▸ **Short task**
Repeat every line of the listing below exactly, minus the pictures.

▸ **Data to use**
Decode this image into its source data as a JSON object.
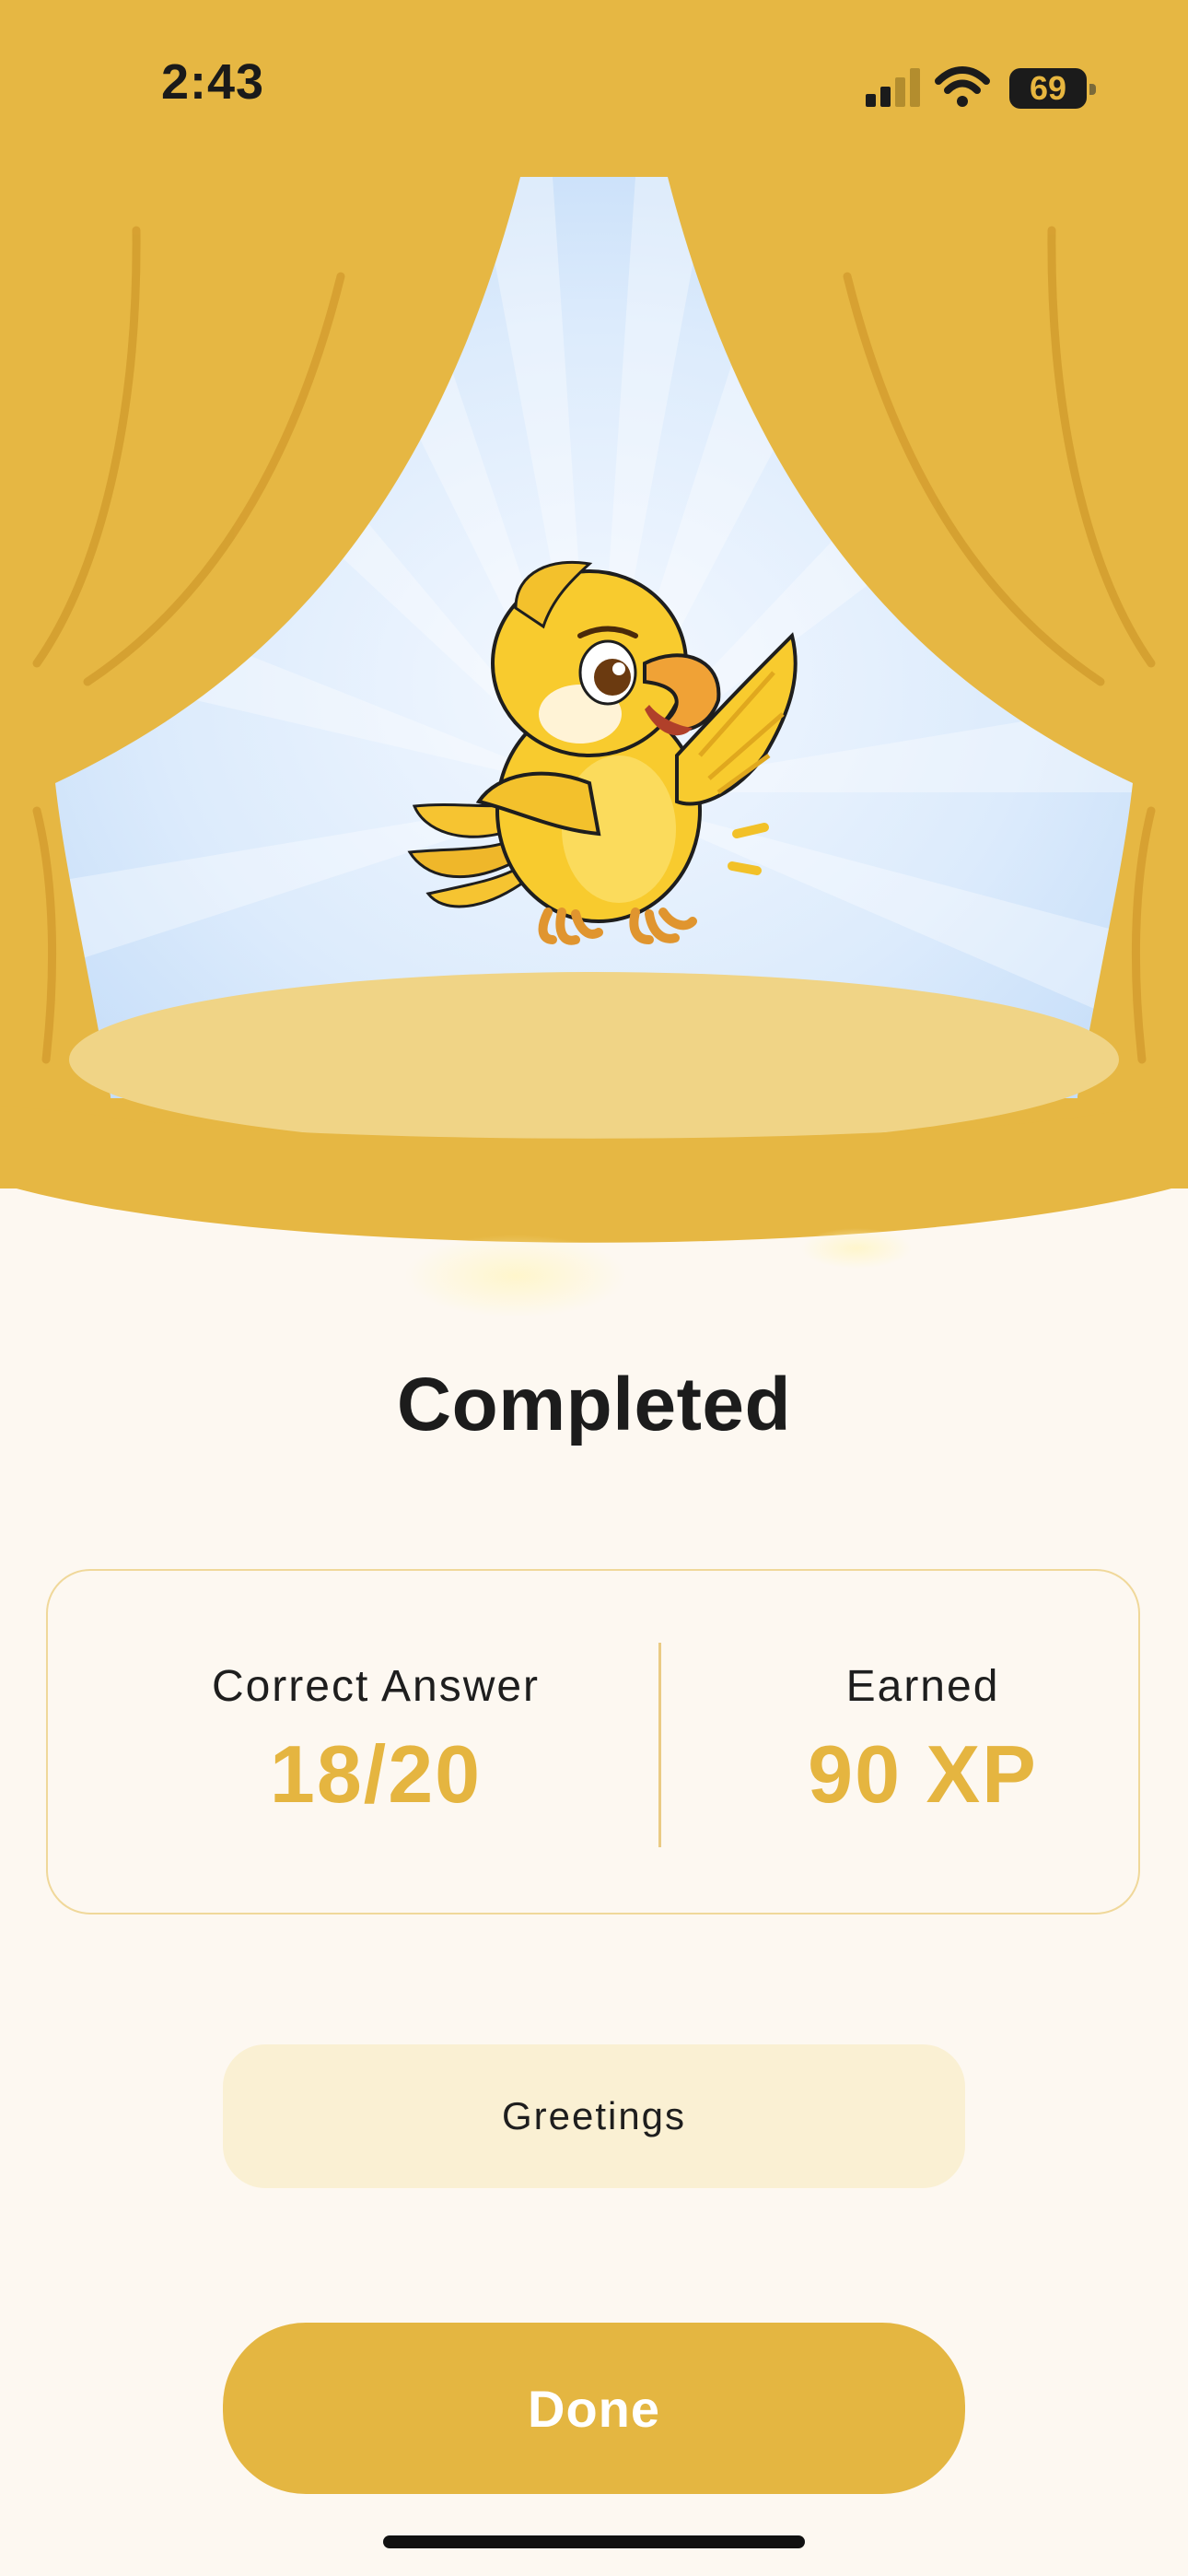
{
  "status_bar": {
    "time": "2:43",
    "battery": "69",
    "icons": [
      "cellular-signal-icon",
      "wifi-icon",
      "battery-icon"
    ]
  },
  "hero": {
    "mascot": "parrot-mascot-illustration",
    "scene": "stage-curtains"
  },
  "result": {
    "title": "Completed",
    "correct_label": "Correct Answer",
    "correct_value": "18/20",
    "earned_label": "Earned",
    "earned_value": "90 XP"
  },
  "topic": {
    "label": "Greetings"
  },
  "actions": {
    "done_label": "Done"
  },
  "colors": {
    "accent": "#E5B540",
    "curtain": "#E6B743",
    "sky": "#C8E0FA",
    "background": "#FDF8F1",
    "chip": "#FAF0D3"
  }
}
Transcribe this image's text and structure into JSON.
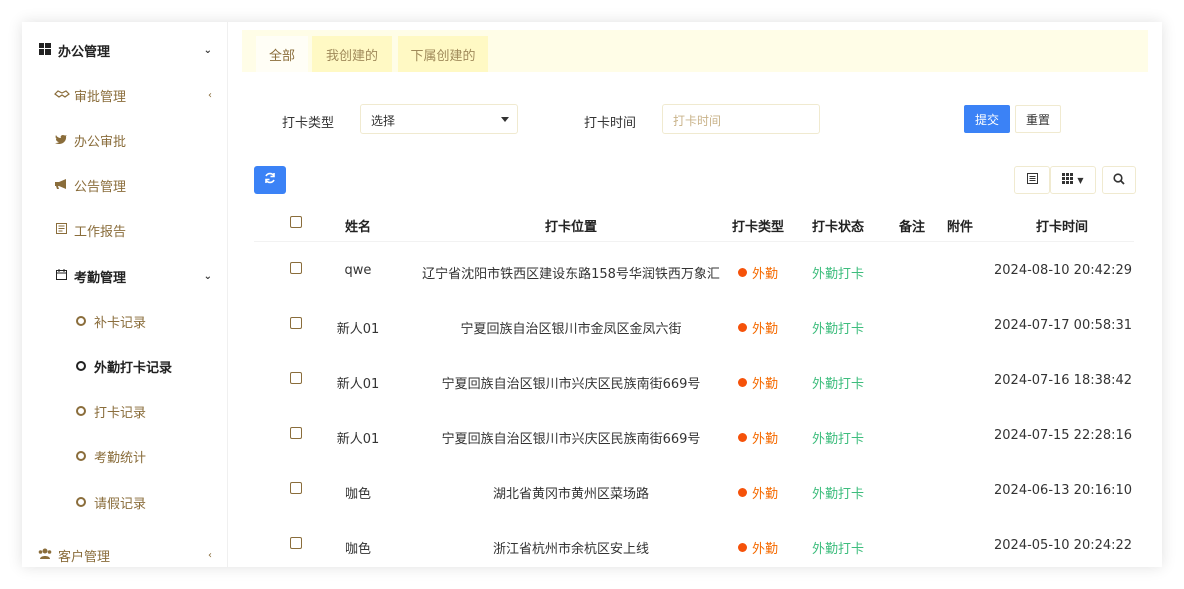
{
  "sidebar": {
    "items": [
      {
        "label": "办公管理",
        "icon": "windows-icon",
        "arrow": "⌄",
        "level": "top"
      },
      {
        "label": "审批管理",
        "icon": "handshake-icon",
        "arrow": "‹",
        "level": "second"
      },
      {
        "label": "办公审批",
        "icon": "twitter-icon",
        "arrow": "",
        "level": "second"
      },
      {
        "label": "公告管理",
        "icon": "bullhorn-icon",
        "arrow": "",
        "level": "second"
      },
      {
        "label": "工作报告",
        "icon": "report-icon",
        "arrow": "",
        "level": "second"
      },
      {
        "label": "考勤管理",
        "icon": "calendar-icon",
        "arrow": "⌄",
        "level": "second-open"
      }
    ],
    "attendance_sub": [
      "补卡记录",
      "外勤打卡记录",
      "打卡记录",
      "考勤统计",
      "请假记录"
    ],
    "active_sub": "外勤打卡记录",
    "customer": {
      "label": "客户管理",
      "icon": "users-icon",
      "arrow": "‹"
    }
  },
  "tabs": [
    "全部",
    "我创建的",
    "下属创建的"
  ],
  "filters": {
    "type_label": "打卡类型",
    "type_value": "选择",
    "time_label": "打卡时间",
    "time_placeholder": "打卡时间",
    "submit": "提交",
    "reset": "重置"
  },
  "toolbar": {
    "refresh_icon": "refresh-icon",
    "columns_icon": "list-icon",
    "grid_icon": "grid-icon",
    "search_icon": "search-icon"
  },
  "table": {
    "headers": [
      "姓名",
      "打卡位置",
      "打卡类型",
      "打卡状态",
      "备注",
      "附件",
      "打卡时间"
    ],
    "rows": [
      {
        "name": "qwe",
        "location": "辽宁省沈阳市铁西区建设东路158号华润铁西万象汇",
        "type": "外勤",
        "status": "外勤打卡",
        "note": "",
        "attachment": "",
        "time": "2024-08-10 20:42:29"
      },
      {
        "name": "新人01",
        "location": "宁夏回族自治区银川市金凤区金凤六街",
        "type": "外勤",
        "status": "外勤打卡",
        "note": "",
        "attachment": "",
        "time": "2024-07-17 00:58:31"
      },
      {
        "name": "新人01",
        "location": "宁夏回族自治区银川市兴庆区民族南街669号",
        "type": "外勤",
        "status": "外勤打卡",
        "note": "",
        "attachment": "",
        "time": "2024-07-16 18:38:42"
      },
      {
        "name": "新人01",
        "location": "宁夏回族自治区银川市兴庆区民族南街669号",
        "type": "外勤",
        "status": "外勤打卡",
        "note": "",
        "attachment": "",
        "time": "2024-07-15 22:28:16"
      },
      {
        "name": "咖色",
        "location": "湖北省黄冈市黄州区菜场路",
        "type": "外勤",
        "status": "外勤打卡",
        "note": "",
        "attachment": "",
        "time": "2024-06-13 20:16:10"
      },
      {
        "name": "咖色",
        "location": "浙江省杭州市余杭区安上线",
        "type": "外勤",
        "status": "外勤打卡",
        "note": "",
        "attachment": "",
        "time": "2024-05-10 20:24:22"
      }
    ]
  },
  "colors": {
    "accent": "#3b82f6",
    "brown": "#8a6d3b",
    "orange": "#f56a00",
    "green": "#3dbd7d",
    "tab_bg": "#fffde7"
  }
}
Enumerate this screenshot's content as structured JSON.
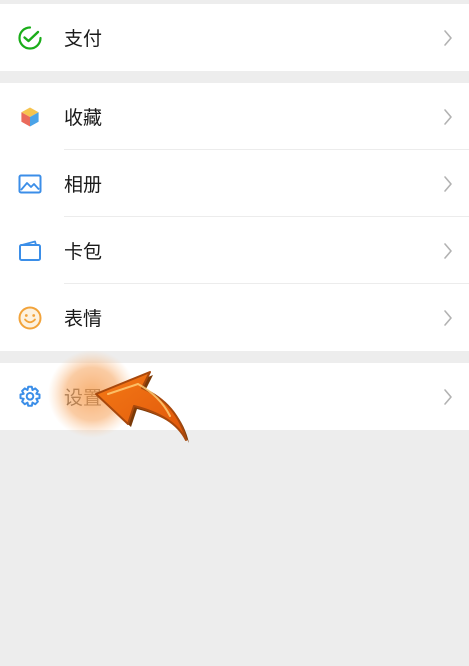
{
  "menu": {
    "pay": {
      "label": "支付",
      "icon": "pay-check-icon"
    },
    "favorites": {
      "label": "收藏",
      "icon": "cube-icon"
    },
    "album": {
      "label": "相册",
      "icon": "image-icon"
    },
    "cards": {
      "label": "卡包",
      "icon": "wallet-icon"
    },
    "stickers": {
      "label": "表情",
      "icon": "smiley-icon"
    },
    "settings": {
      "label": "设置",
      "icon": "gear-icon"
    }
  },
  "colors": {
    "pay_green": "#1aad19",
    "icon_blue": "#3b8ee8",
    "smiley_orange": "#f2a33a",
    "arrow_orange": "#f47a16",
    "chevron": "#b2b2b2",
    "background": "#ededed"
  },
  "annotation": {
    "pointer_icon": "cursor-arrow-icon",
    "highlight": "tap-highlight-circle"
  }
}
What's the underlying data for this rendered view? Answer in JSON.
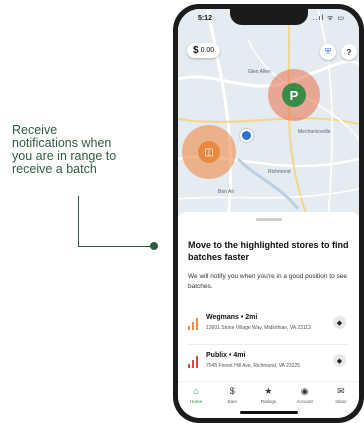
{
  "callout": {
    "line1": "Receive",
    "line2": "notifications when",
    "line3": "you are in range to",
    "line4": "receive a batch"
  },
  "status": {
    "time": "5:12",
    "icons": "..ıl ᯤ ▭"
  },
  "map": {
    "balance": "0.00",
    "balance_symbol": "$",
    "labels": [
      "Glen Allen",
      "Richmond",
      "Mechanicsville",
      "Bon Air"
    ]
  },
  "sheet": {
    "title": "Move to the highlighted stores to find batches faster",
    "subtitle": "We will notify you when you're in a good position to see batches.",
    "stores": [
      {
        "name": "Wegmans • 2mi",
        "address": "12601 Stone Village Way, Midlothian, VA 23113"
      },
      {
        "name": "Publix • 4mi",
        "address": "7045 Forest Hill Ave, Richmond, VA 23225"
      }
    ]
  },
  "tabs": [
    {
      "label": "Home",
      "icon": "home-icon"
    },
    {
      "label": "Earn",
      "icon": "dollar-icon"
    },
    {
      "label": "Ratings",
      "icon": "star-icon"
    },
    {
      "label": "Account",
      "icon": "account-icon"
    },
    {
      "label": "Inbox",
      "icon": "inbox-icon"
    }
  ],
  "colors": {
    "brand_green": "#2f7d3e",
    "signal_orange": "#e8893f",
    "signal_red": "#d84a3c"
  }
}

▸ **Full answer**
Decode this image into its source data as a JSON object.
{
  "status_bar": {
    "time": "2:43",
    "battery": "69",
    "icons": [
      "cellular-signal-icon",
      "wifi-icon",
      "battery-icon"
    ]
  },
  "hero": {
    "mascot": "parrot-mascot-illustration",
    "scene": "stage-curtains"
  },
  "result": {
    "title": "Completed",
    "correct_label": "Correct Answer",
    "correct_value": "18/20",
    "earned_label": "Earned",
    "earned_value": "90 XP"
  },
  "topic": {
    "label": "Greetings"
  },
  "actions": {
    "done_label": "Done"
  },
  "colors": {
    "accent": "#E5B540",
    "curtain": "#E6B743",
    "sky": "#C8E0FA",
    "background": "#FDF8F1",
    "chip": "#FAF0D3"
  }
}
Transcribe this image's text and structure into JSON.
{
  "sidebar": {
    "items": [
      {
        "label": "办公管理",
        "icon": "windows-icon",
        "arrow": "⌄",
        "level": "top"
      },
      {
        "label": "审批管理",
        "icon": "handshake-icon",
        "arrow": "‹",
        "level": "second"
      },
      {
        "label": "办公审批",
        "icon": "twitter-icon",
        "arrow": "",
        "level": "second"
      },
      {
        "label": "公告管理",
        "icon": "bullhorn-icon",
        "arrow": "",
        "level": "second"
      },
      {
        "label": "工作报告",
        "icon": "report-icon",
        "arrow": "",
        "level": "second"
      },
      {
        "label": "考勤管理",
        "icon": "calendar-icon",
        "arrow": "⌄",
        "level": "second-open"
      }
    ],
    "attendance_sub": [
      "补卡记录",
      "外勤打卡记录",
      "打卡记录",
      "考勤统计",
      "请假记录"
    ],
    "active_sub": "外勤打卡记录",
    "customer": {
      "label": "客户管理",
      "icon": "users-icon",
      "arrow": "‹"
    }
  },
  "tabs": [
    "全部",
    "我创建的",
    "下属创建的"
  ],
  "filters": {
    "type_label": "打卡类型",
    "type_value": "选择",
    "time_label": "打卡时间",
    "time_placeholder": "打卡时间",
    "submit": "提交",
    "reset": "重置"
  },
  "toolbar": {
    "refresh_icon": "refresh-icon",
    "columns_icon": "list-icon",
    "grid_icon": "grid-icon",
    "search_icon": "search-icon"
  },
  "table": {
    "headers": [
      "姓名",
      "打卡位置",
      "打卡类型",
      "打卡状态",
      "备注",
      "附件",
      "打卡时间"
    ],
    "rows": [
      {
        "name": "qwe",
        "location": "辽宁省沈阳市铁西区建设东路158号华润铁西万象汇",
        "type": "外勤",
        "status": "外勤打卡",
        "note": "",
        "attachment": "",
        "time": "2024-08-10 20:42:29"
      },
      {
        "name": "新人01",
        "location": "宁夏回族自治区银川市金凤区金凤六街",
        "type": "外勤",
        "status": "外勤打卡",
        "note": "",
        "attachment": "",
        "time": "2024-07-17 00:58:31"
      },
      {
        "name": "新人01",
        "location": "宁夏回族自治区银川市兴庆区民族南街669号",
        "type": "外勤",
        "status": "外勤打卡",
        "note": "",
        "attachment": "",
        "time": "2024-07-16 18:38:42"
      },
      {
        "name": "新人01",
        "location": "宁夏回族自治区银川市兴庆区民族南街669号",
        "type": "外勤",
        "status": "外勤打卡",
        "note": "",
        "attachment": "",
        "time": "2024-07-15 22:28:16"
      },
      {
        "name": "咖色",
        "location": "湖北省黄冈市黄州区菜场路",
        "type": "外勤",
        "status": "外勤打卡",
        "note": "",
        "attachment": "",
        "time": "2024-06-13 20:16:10"
      },
      {
        "name": "咖色",
        "location": "浙江省杭州市余杭区安上线",
        "type": "外勤",
        "status": "外勤打卡",
        "note": "",
        "attachment": "",
        "time": "2024-05-10 20:24:22"
      }
    ]
  },
  "colors": {
    "accent": "#3b82f6",
    "brown": "#8a6d3b",
    "orange": "#f56a00",
    "green": "#3dbd7d",
    "tab_bg": "#fffde7"
  }
}
Enumerate this screenshot's content as structured JSON.
{
  "menu": {
    "pay": {
      "label": "支付",
      "icon": "pay-check-icon"
    },
    "favorites": {
      "label": "收藏",
      "icon": "cube-icon"
    },
    "album": {
      "label": "相册",
      "icon": "image-icon"
    },
    "cards": {
      "label": "卡包",
      "icon": "wallet-icon"
    },
    "stickers": {
      "label": "表情",
      "icon": "smiley-icon"
    },
    "settings": {
      "label": "设置",
      "icon": "gear-icon"
    }
  },
  "colors": {
    "pay_green": "#1aad19",
    "icon_blue": "#3b8ee8",
    "smiley_orange": "#f2a33a",
    "arrow_orange": "#f47a16",
    "chevron": "#b2b2b2",
    "background": "#ededed"
  },
  "annotation": {
    "pointer_icon": "cursor-arrow-icon",
    "highlight": "tap-highlight-circle"
  }
}
What's the underlying data for this rendered view? Answer in JSON.
{
  "callout": {
    "line1": "Receive",
    "line2": "notifications when",
    "line3": "you are in range to",
    "line4": "receive a batch"
  },
  "status": {
    "time": "5:12",
    "icons": "..ıl ᯤ ▭"
  },
  "map": {
    "balance": "0.00",
    "balance_symbol": "$",
    "labels": [
      "Glen Allen",
      "Richmond",
      "Mechanicsville",
      "Bon Air"
    ]
  },
  "sheet": {
    "title": "Move to the highlighted stores to find batches faster",
    "subtitle": "We will notify you when you're in a good position to see batches.",
    "stores": [
      {
        "name": "Wegmans • 2mi",
        "address": "12601 Stone Village Way, Midlothian, VA 23113"
      },
      {
        "name": "Publix • 4mi",
        "address": "7045 Forest Hill Ave, Richmond, VA 23225"
      }
    ]
  },
  "tabs": [
    {
      "label": "Home",
      "icon": "home-icon"
    },
    {
      "label": "Earn",
      "icon": "dollar-icon"
    },
    {
      "label": "Ratings",
      "icon": "star-icon"
    },
    {
      "label": "Account",
      "icon": "account-icon"
    },
    {
      "label": "Inbox",
      "icon": "inbox-icon"
    }
  ],
  "colors": {
    "brand_green": "#2f7d3e",
    "signal_orange": "#e8893f",
    "signal_red": "#d84a3c"
  }
}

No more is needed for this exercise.